What to produce: Copy every line of the data that contains the string "only".

<<<<

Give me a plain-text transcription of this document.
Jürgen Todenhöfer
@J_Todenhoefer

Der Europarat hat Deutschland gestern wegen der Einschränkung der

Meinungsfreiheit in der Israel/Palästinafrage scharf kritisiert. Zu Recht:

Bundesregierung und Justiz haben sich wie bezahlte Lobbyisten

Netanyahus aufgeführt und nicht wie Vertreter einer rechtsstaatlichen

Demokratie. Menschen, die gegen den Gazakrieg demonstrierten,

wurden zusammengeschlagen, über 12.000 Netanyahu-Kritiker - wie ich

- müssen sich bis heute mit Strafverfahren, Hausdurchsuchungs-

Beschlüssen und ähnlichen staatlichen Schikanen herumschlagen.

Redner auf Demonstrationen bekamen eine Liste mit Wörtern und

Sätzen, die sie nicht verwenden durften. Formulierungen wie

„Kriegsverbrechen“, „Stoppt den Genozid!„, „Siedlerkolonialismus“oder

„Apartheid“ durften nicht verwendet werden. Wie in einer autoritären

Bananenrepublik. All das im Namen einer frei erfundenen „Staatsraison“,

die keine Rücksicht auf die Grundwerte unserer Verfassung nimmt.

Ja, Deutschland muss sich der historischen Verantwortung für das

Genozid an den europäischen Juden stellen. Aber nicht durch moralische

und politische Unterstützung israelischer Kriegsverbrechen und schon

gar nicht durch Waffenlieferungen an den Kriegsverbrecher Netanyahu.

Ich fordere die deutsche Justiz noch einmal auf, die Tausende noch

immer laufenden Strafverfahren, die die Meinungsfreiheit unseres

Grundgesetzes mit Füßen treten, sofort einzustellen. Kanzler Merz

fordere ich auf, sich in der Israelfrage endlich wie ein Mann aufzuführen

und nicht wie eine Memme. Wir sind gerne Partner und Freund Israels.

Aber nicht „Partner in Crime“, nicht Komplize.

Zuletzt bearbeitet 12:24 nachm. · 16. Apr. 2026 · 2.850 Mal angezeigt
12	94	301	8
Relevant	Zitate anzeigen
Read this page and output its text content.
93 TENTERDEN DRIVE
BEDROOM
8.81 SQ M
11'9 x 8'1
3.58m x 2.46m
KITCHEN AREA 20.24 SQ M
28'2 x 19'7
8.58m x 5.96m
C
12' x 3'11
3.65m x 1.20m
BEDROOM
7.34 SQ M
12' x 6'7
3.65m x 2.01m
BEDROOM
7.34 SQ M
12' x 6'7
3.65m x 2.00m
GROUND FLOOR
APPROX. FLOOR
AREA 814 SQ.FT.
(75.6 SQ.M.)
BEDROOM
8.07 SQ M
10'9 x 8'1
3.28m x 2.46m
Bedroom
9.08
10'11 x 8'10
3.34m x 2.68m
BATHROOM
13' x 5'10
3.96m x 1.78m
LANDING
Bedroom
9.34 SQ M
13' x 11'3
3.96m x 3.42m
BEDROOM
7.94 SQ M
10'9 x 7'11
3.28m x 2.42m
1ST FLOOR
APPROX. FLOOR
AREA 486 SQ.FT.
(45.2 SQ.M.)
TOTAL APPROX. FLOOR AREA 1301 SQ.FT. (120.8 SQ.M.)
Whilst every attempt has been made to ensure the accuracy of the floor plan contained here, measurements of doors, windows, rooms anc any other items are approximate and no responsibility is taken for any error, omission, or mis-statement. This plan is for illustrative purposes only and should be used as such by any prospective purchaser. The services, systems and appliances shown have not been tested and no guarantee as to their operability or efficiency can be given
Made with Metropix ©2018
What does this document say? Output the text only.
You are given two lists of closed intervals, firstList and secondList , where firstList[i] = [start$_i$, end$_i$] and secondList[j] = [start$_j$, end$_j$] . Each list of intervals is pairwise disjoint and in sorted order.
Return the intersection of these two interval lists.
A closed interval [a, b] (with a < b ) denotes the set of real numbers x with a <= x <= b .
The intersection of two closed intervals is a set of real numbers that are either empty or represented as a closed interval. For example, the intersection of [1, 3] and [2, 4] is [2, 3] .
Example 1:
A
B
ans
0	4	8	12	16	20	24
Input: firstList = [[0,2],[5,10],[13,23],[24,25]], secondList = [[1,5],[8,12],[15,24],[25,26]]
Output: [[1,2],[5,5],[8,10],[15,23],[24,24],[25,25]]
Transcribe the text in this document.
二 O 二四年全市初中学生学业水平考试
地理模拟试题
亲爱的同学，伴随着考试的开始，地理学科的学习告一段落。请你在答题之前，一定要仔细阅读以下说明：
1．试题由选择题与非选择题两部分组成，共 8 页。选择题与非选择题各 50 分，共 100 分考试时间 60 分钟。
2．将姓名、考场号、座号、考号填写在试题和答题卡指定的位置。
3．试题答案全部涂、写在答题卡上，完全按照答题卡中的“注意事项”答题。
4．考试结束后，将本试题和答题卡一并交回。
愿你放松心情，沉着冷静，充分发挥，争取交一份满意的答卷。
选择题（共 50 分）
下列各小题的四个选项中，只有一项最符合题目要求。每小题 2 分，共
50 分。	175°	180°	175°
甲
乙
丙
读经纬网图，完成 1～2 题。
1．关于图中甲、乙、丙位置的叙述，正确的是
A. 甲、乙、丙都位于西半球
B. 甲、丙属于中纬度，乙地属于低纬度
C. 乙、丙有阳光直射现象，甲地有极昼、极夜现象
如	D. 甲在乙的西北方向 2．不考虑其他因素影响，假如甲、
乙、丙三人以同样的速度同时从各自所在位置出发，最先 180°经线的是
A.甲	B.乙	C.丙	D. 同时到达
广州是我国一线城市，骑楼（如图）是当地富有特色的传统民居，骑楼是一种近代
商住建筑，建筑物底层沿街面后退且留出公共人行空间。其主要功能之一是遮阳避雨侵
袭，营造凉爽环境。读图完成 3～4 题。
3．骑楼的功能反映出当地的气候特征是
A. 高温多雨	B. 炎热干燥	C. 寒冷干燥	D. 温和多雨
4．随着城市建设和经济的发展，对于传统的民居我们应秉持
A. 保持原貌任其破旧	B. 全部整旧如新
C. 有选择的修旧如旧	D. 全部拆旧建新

>>>>

Answer to the exercise:
Whilst every attempt has been made to ensure the accuracy of the floor plan contained here, measurements of doors, windows, rooms anc any other items are approximate and no responsibility is taken for any error, omission, or mis-statement. This plan is for illustrative purposes only and should be used as such by any prospective purchaser. The services, systems and appliances shown have not been tested and no guarantee as to their operability or efficiency can be given
What does this document say? Output the text only.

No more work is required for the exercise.